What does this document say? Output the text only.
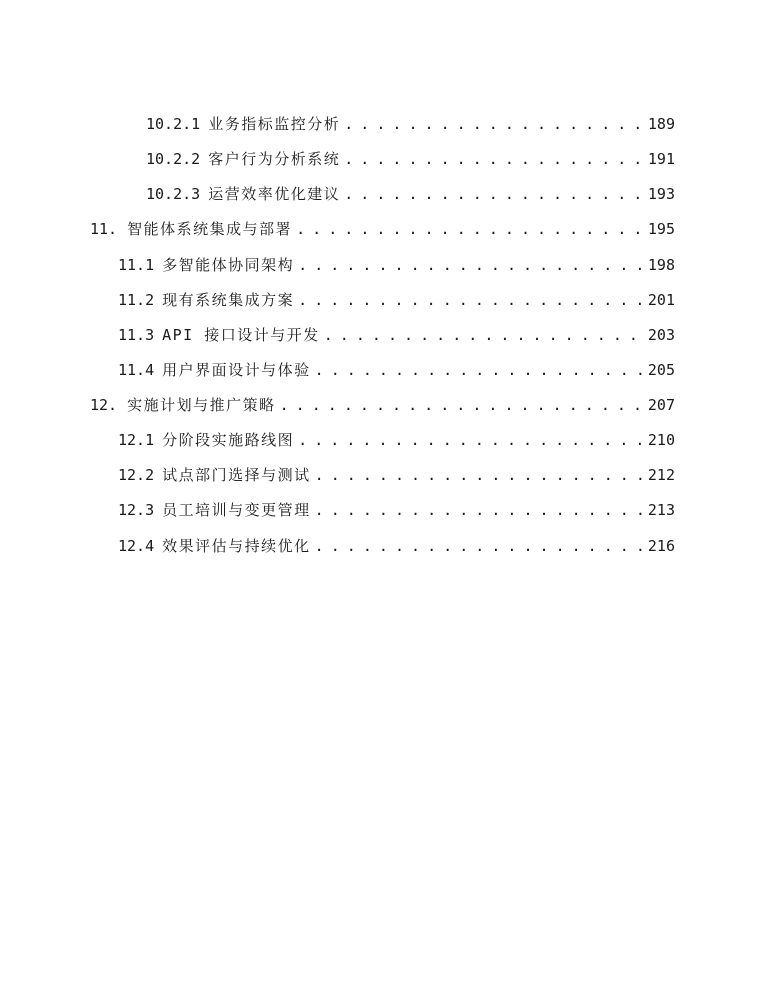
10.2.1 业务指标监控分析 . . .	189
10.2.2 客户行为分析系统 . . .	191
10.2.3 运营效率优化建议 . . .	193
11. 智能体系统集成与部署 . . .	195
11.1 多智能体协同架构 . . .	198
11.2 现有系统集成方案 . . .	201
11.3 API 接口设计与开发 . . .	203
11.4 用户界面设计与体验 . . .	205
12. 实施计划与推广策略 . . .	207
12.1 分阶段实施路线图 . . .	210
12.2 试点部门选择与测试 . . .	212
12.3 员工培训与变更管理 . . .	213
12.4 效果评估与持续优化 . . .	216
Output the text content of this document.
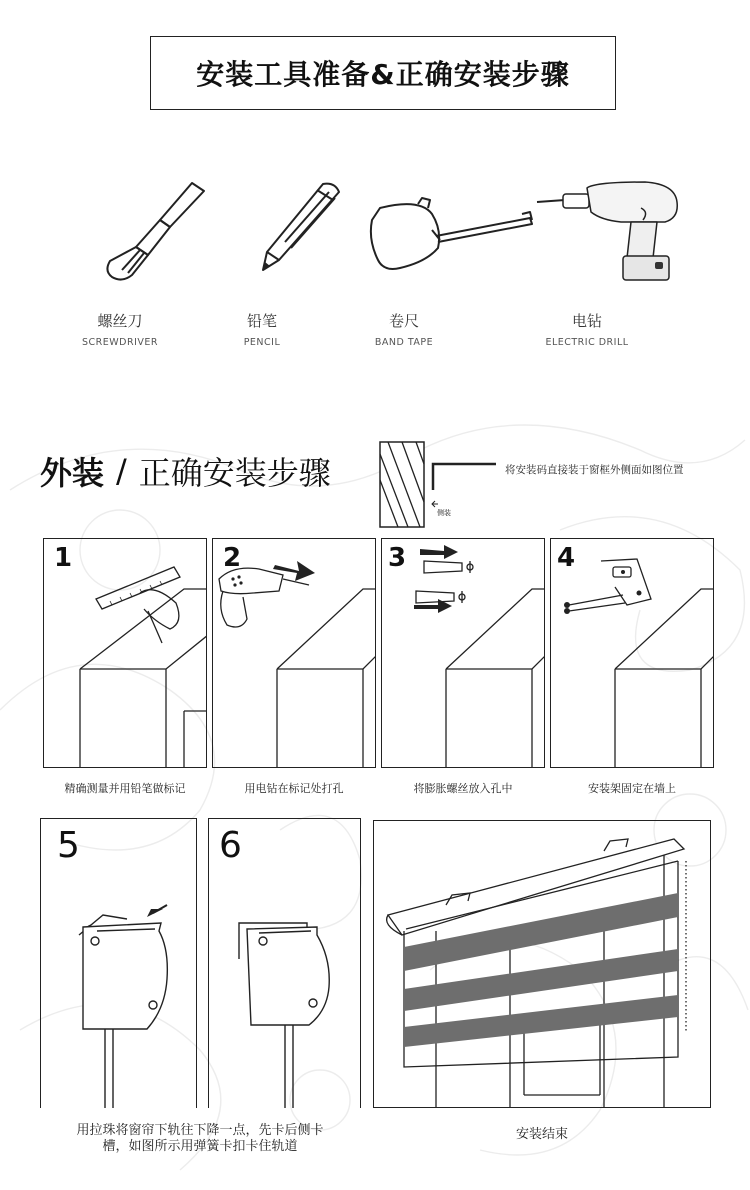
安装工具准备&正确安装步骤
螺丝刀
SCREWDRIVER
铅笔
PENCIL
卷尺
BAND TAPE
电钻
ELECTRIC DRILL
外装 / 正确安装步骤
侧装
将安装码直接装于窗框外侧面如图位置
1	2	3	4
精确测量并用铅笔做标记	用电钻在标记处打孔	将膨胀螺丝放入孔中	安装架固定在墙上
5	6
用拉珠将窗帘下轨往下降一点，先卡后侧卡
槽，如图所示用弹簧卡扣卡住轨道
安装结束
◇ ◇ ◇
Reproduce the whole listing word for word, setting aside any pictures.

*REPLY*:
What does this document say? Output the text only.
10.2.1 业务指标监控分析 . . .	189
10.2.2 客户行为分析系统 . . .	191
10.2.3 运营效率优化建议 . . .	193
11. 智能体系统集成与部署 . . .	195
11.1 多智能体协同架构 . . .	198
11.2 现有系统集成方案 . . .	201
11.3 API 接口设计与开发 . . .	203
11.4 用户界面设计与体验 . . .	205
12. 实施计划与推广策略 . . .	207
12.1 分阶段实施路线图 . . .	210
12.2 试点部门选择与测试 . . .	212
12.3 员工培训与变更管理 . . .	213
12.4 效果评估与持续优化 . . .	216
Output the text content of this document.
安装工具准备&正确安装步骤
螺丝刀
SCREWDRIVER
铅笔
PENCIL
卷尺
BAND TAPE
电钻
ELECTRIC DRILL
外装 / 正确安装步骤
侧装
将安装码直接装于窗框外侧面如图位置
1	2	3	4
精确测量并用铅笔做标记	用电钻在标记处打孔	将膨胀螺丝放入孔中	安装架固定在墙上
5	6
用拉珠将窗帘下轨往下降一点，先卡后侧卡
槽，如图所示用弹簧卡扣卡住轨道
安装结束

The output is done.